* Do this
Return all of the lines below exactly as they are.

* Dataset records
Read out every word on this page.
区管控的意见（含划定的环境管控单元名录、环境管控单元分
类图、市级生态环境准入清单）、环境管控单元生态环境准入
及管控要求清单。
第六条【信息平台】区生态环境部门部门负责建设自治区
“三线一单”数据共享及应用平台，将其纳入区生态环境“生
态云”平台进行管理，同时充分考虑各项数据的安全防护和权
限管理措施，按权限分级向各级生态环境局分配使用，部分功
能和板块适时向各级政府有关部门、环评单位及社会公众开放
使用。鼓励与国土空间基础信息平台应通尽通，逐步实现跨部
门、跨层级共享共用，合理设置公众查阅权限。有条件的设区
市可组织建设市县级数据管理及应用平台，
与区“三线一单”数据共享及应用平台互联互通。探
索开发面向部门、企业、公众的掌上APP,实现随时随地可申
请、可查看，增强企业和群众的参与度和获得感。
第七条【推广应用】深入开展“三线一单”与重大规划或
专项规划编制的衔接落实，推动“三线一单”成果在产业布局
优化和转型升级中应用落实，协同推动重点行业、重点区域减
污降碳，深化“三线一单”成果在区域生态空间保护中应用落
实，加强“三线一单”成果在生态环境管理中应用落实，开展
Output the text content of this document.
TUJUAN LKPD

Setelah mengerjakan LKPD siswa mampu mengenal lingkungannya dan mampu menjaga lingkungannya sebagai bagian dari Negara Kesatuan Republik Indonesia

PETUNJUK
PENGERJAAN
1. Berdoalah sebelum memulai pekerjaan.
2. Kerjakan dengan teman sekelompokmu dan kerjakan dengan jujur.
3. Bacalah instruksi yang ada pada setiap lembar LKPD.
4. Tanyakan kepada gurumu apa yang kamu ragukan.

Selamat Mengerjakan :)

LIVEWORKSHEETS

* Solution to the problem
Read out every word on this page.
区管控的意见（含划定的环境管控单元名录、环境管控单元分
类图、市级生态环境准入清单）、环境管控单元生态环境准入
及管控要求清单。
第六条【信息平台】区生态环境部门部门负责建设自治区
“三线一单”数据共享及应用平台，将其纳入区生态环境“生
态云”平台进行管理，同时充分考虑各项数据的安全防护和权
限管理措施，按权限分级向各级生态环境局分配使用，部分功
能和板块适时向各级政府有关部门、环评单位及社会公众开放
使用。鼓励与国土空间基础信息平台应通尽通，逐步实现跨部
门、跨层级共享共用，合理设置公众查阅权限。有条件的设区
市可组织建设市县级数据管理及应用平台，
与区“三线一单”数据共享及应用平台互联互通。探
索开发面向部门、企业、公众的掌上APP,实现随时随地可申
请、可查看，增强企业和群众的参与度和获得感。
第七条【推广应用】深入开展“三线一单”与重大规划或
专项规划编制的衔接落实，推动“三线一单”成果在产业布局
优化和转型升级中应用落实，协同推动重点行业、重点区域减
污降碳，深化“三线一单”成果在区域生态空间保护中应用落
实，加强“三线一单”成果在生态环境管理中应用落实，开展
Output the text content of this document.
TUJUAN LKPD

Setelah mengerjakan LKPD siswa mampu mengenal lingkungannya dan mampu menjaga lingkungannya sebagai bagian dari Negara Kesatuan Republik Indonesia

PETUNJUK
PENGERJAAN
1. Berdoalah sebelum memulai pekerjaan.
2. Kerjakan dengan teman sekelompokmu dan kerjakan dengan jujur.
3. Bacalah instruksi yang ada pada setiap lembar LKPD.
4. Tanyakan kepada gurumu apa yang kamu ragukan.

Selamat Mengerjakan :)

LIVEWORKSHEETS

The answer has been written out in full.